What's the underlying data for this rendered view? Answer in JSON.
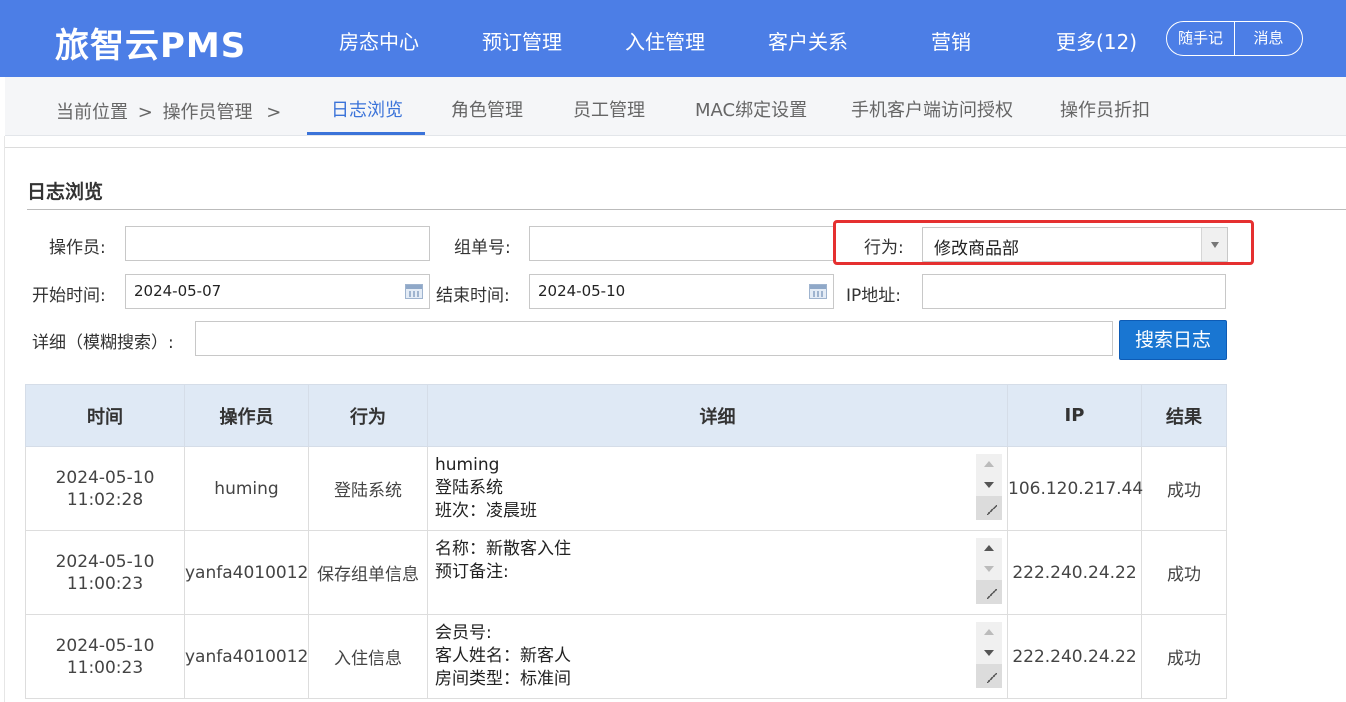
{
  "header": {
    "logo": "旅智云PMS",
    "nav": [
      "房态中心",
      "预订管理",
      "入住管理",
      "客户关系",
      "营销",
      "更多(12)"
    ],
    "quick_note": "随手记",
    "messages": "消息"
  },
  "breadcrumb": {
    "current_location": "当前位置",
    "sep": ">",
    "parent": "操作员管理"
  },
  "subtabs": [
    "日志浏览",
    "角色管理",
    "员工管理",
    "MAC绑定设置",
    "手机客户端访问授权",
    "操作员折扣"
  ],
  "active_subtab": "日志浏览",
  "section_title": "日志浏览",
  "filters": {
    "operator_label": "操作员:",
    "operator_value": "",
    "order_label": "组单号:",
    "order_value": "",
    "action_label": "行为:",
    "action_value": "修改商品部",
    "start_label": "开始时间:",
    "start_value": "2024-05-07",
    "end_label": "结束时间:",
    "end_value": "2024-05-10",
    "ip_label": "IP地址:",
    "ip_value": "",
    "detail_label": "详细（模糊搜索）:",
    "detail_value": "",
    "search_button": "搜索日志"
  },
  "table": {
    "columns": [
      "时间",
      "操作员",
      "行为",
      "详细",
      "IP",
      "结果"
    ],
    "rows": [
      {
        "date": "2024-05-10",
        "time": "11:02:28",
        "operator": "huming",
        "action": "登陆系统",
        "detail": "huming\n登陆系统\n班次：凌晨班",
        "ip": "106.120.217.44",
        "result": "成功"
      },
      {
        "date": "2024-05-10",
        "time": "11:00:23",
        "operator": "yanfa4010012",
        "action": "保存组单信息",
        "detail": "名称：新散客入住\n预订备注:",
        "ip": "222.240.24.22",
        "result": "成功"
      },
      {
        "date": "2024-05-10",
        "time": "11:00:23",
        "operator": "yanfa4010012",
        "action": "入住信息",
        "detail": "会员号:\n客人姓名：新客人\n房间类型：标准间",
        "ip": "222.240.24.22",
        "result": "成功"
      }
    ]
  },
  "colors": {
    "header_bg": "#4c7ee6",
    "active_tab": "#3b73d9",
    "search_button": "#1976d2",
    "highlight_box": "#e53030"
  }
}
...
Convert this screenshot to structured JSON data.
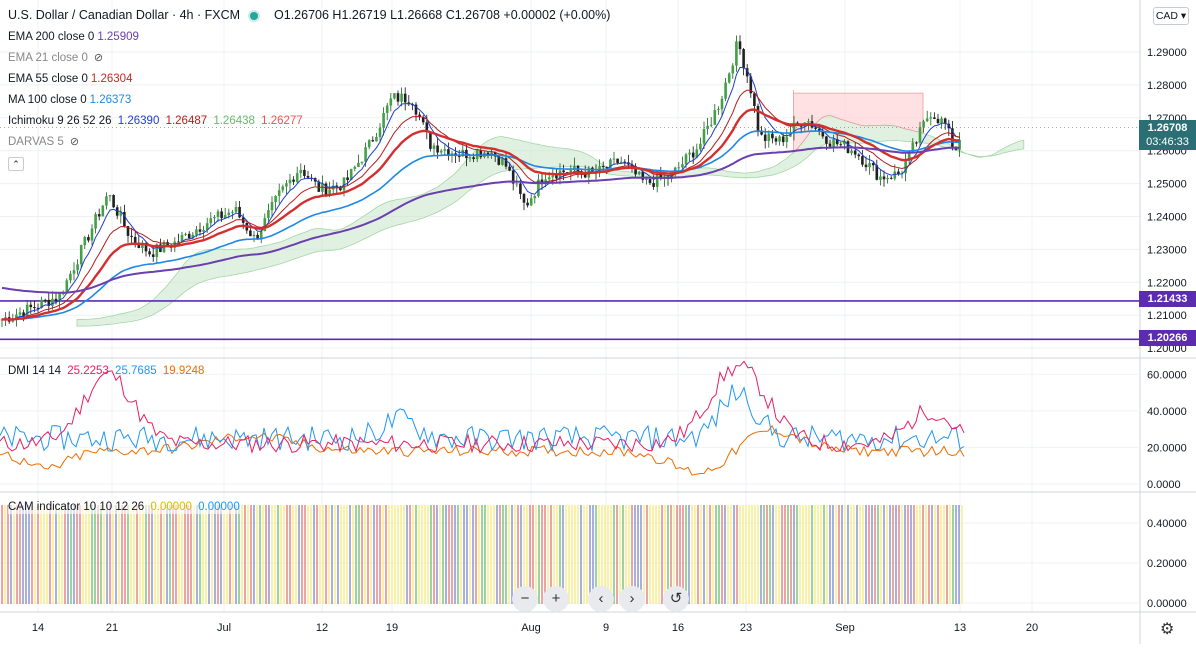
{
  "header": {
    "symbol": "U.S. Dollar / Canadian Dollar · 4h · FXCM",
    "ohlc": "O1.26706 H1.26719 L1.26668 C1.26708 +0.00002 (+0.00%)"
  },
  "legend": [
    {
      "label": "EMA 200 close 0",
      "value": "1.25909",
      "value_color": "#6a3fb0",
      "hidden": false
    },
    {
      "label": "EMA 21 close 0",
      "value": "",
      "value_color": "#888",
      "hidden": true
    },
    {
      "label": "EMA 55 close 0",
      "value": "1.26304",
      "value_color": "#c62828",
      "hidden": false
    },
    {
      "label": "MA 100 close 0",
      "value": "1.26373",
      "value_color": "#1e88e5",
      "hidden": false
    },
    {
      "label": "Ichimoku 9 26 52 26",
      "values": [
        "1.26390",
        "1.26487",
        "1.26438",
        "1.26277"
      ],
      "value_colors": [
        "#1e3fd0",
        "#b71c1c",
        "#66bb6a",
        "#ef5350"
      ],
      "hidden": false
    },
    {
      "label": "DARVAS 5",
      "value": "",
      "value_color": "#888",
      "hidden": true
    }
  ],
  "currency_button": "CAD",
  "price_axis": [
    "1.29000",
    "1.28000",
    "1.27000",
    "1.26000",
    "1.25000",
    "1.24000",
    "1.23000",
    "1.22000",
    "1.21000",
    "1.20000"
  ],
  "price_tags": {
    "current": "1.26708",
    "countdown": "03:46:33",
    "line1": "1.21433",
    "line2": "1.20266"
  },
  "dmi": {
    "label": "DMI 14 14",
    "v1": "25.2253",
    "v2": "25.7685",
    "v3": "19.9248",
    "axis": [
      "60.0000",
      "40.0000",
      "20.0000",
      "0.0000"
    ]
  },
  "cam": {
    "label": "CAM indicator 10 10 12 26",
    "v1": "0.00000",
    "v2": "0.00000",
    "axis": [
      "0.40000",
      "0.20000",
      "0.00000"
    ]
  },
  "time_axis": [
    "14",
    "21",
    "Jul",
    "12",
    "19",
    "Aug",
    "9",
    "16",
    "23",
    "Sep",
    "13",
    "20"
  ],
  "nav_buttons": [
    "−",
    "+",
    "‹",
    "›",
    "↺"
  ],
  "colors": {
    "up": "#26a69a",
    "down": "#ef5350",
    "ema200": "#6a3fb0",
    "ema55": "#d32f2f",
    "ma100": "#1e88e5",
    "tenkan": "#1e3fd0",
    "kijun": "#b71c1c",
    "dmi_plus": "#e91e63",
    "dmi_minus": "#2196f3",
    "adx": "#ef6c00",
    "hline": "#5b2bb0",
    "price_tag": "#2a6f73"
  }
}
--
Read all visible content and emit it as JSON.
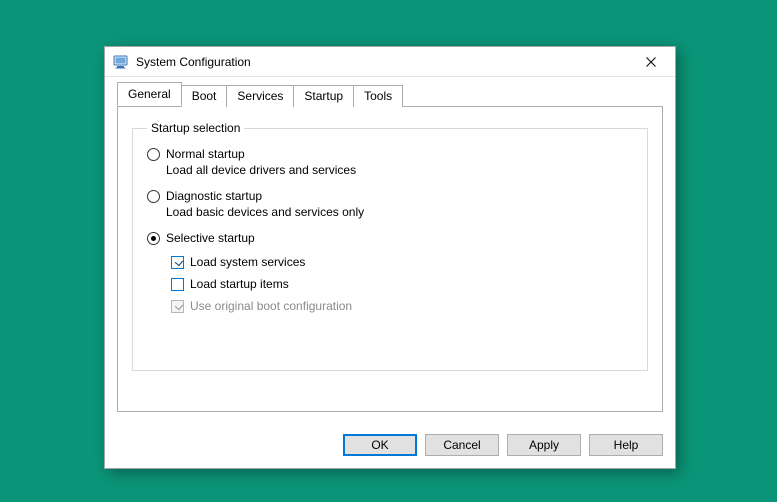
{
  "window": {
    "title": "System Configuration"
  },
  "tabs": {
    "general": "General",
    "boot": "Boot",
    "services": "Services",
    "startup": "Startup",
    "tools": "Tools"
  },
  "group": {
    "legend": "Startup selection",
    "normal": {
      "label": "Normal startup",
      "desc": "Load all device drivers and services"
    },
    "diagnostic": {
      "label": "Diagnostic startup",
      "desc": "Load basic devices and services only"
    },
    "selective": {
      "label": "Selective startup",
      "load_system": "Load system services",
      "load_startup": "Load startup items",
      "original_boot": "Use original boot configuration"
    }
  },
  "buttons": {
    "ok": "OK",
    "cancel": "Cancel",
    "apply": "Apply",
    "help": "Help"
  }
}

> Goal
State only how many lines in the material include "data".

> Answer to this exercise
2